→ TASK GOAL
Exactly as they appear, output all of the records. Skip any images.

▼

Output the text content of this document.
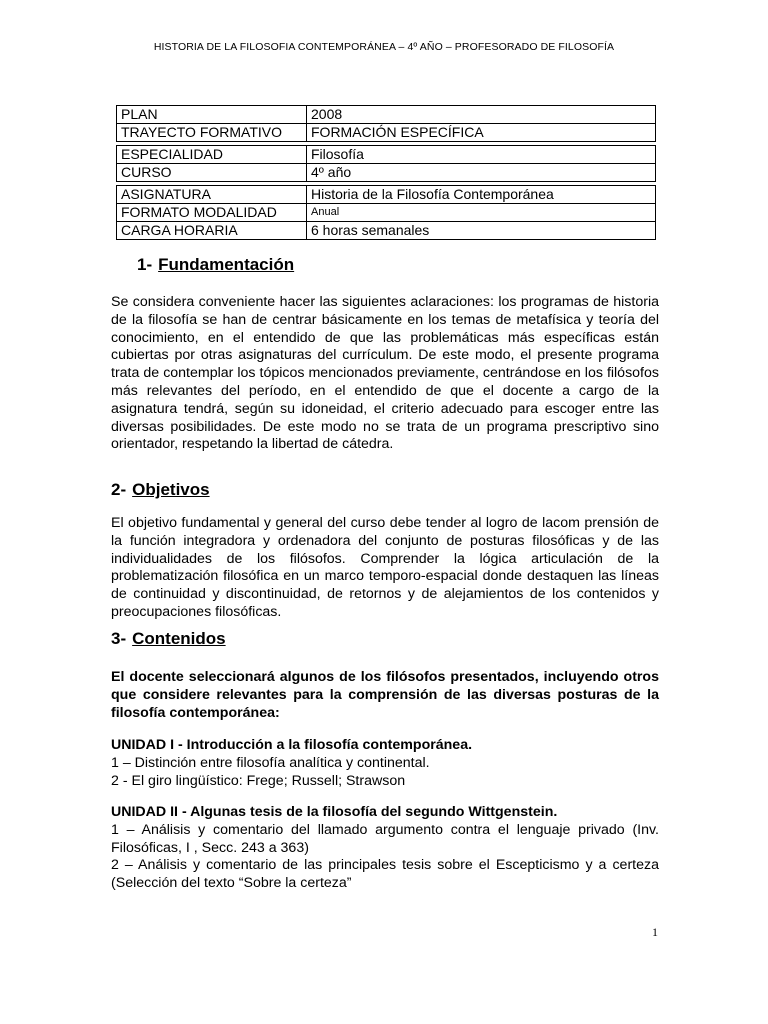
HISTORIA DE LA FILOSOFIA CONTEMPORÁNEA – 4º AÑO – PROFESORADO DE FILOSOFÍA
PLAN	2008
TRAYECTO FORMATIVO	FORMACIÓN ESPECÍFICA
ESPECIALIDAD	Filosofía
CURSO	4º año
ASIGNATURA	Historia de la Filosofía Contemporánea
FORMATO MODALIDAD	Anual
CARGA HORARIA	6 horas semanales
1- Fundamentación
Se considera conveniente hacer las siguientes aclaraciones: los programas de historia de la filosofía se han de centrar básicamente en los temas de metafísica y teoría del conocimiento, en el entendido de que las problemáticas más específicas están cubiertas por otras asignaturas del currículum. De este modo, el presente programa trata de contemplar los tópicos mencionados previamente, centrándose en los filósofos más relevantes del período, en el entendido de que el docente a cargo de la asignatura tendrá, según su idoneidad, el criterio adecuado para escoger entre las diversas posibilidades. De este modo no se trata de un programa prescriptivo sino orientador, respetando la libertad de cátedra.
2- Objetivos
El objetivo fundamental y general del curso debe tender al logro de lacom prensión de la función integradora y ordenadora del conjunto de posturas filosóficas y de las individualidades de los filósofos. Comprender la lógica articulación de la problematización filosófica en un marco temporo-espacial donde destaquen las líneas de continuidad y discontinuidad, de retornos y de alejamientos de los contenidos y preocupaciones filosóficas.
3- Contenidos
El docente seleccionará algunos de los filósofos presentados, incluyendo otros que considere relevantes para la comprensión de las diversas posturas de la filosofía contemporánea:
UNIDAD I - Introducción a la filosofía contemporánea.
1 – Distinción entre filosofía analítica y continental.
2 - El giro lingüístico: Frege; Russell; Strawson
UNIDAD II - Algunas tesis de la filosofía del segundo Wittgenstein.
1 – Análisis y comentario del llamado argumento contra el lenguaje privado (Inv. Filosóficas, I , Secc. 243 a 363)
2 – Análisis y comentario de las principales tesis sobre el Escepticismo y a certeza (Selección del texto “Sobre la certeza”
1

▲

→ RESULT
Output the text content of this document.
HISTORIA DE LA FILOSOFIA CONTEMPORÁNEA – 4º AÑO – PROFESORADO DE FILOSOFÍA
PLAN	2008
TRAYECTO FORMATIVO	FORMACIÓN ESPECÍFICA
ESPECIALIDAD	Filosofía
CURSO	4º año
ASIGNATURA	Historia de la Filosofía Contemporánea
FORMATO MODALIDAD	Anual
CARGA HORARIA	6 horas semanales
1- Fundamentación
Se considera conveniente hacer las siguientes aclaraciones: los programas de historia de la filosofía se han de centrar básicamente en los temas de metafísica y teoría del conocimiento, en el entendido de que las problemáticas más específicas están cubiertas por otras asignaturas del currículum. De este modo, el presente programa trata de contemplar los tópicos mencionados previamente, centrándose en los filósofos más relevantes del período, en el entendido de que el docente a cargo de la asignatura tendrá, según su idoneidad, el criterio adecuado para escoger entre las diversas posibilidades. De este modo no se trata de un programa prescriptivo sino orientador, respetando la libertad de cátedra.
2- Objetivos
El objetivo fundamental y general del curso debe tender al logro de lacom prensión de la función integradora y ordenadora del conjunto de posturas filosóficas y de las individualidades de los filósofos. Comprender la lógica articulación de la problematización filosófica en un marco temporo-espacial donde destaquen las líneas de continuidad y discontinuidad, de retornos y de alejamientos de los contenidos y preocupaciones filosóficas.
3- Contenidos
El docente seleccionará algunos de los filósofos presentados, incluyendo otros que considere relevantes para la comprensión de las diversas posturas de la filosofía contemporánea:
UNIDAD I - Introducción a la filosofía contemporánea.
1 – Distinción entre filosofía analítica y continental.
2 - El giro lingüístico: Frege; Russell; Strawson
UNIDAD II - Algunas tesis de la filosofía del segundo Wittgenstein.
1 – Análisis y comentario del llamado argumento contra el lenguaje privado (Inv. Filosóficas, I , Secc. 243 a 363)
2 – Análisis y comentario de las principales tesis sobre el Escepticismo y a certeza (Selección del texto “Sobre la certeza”
1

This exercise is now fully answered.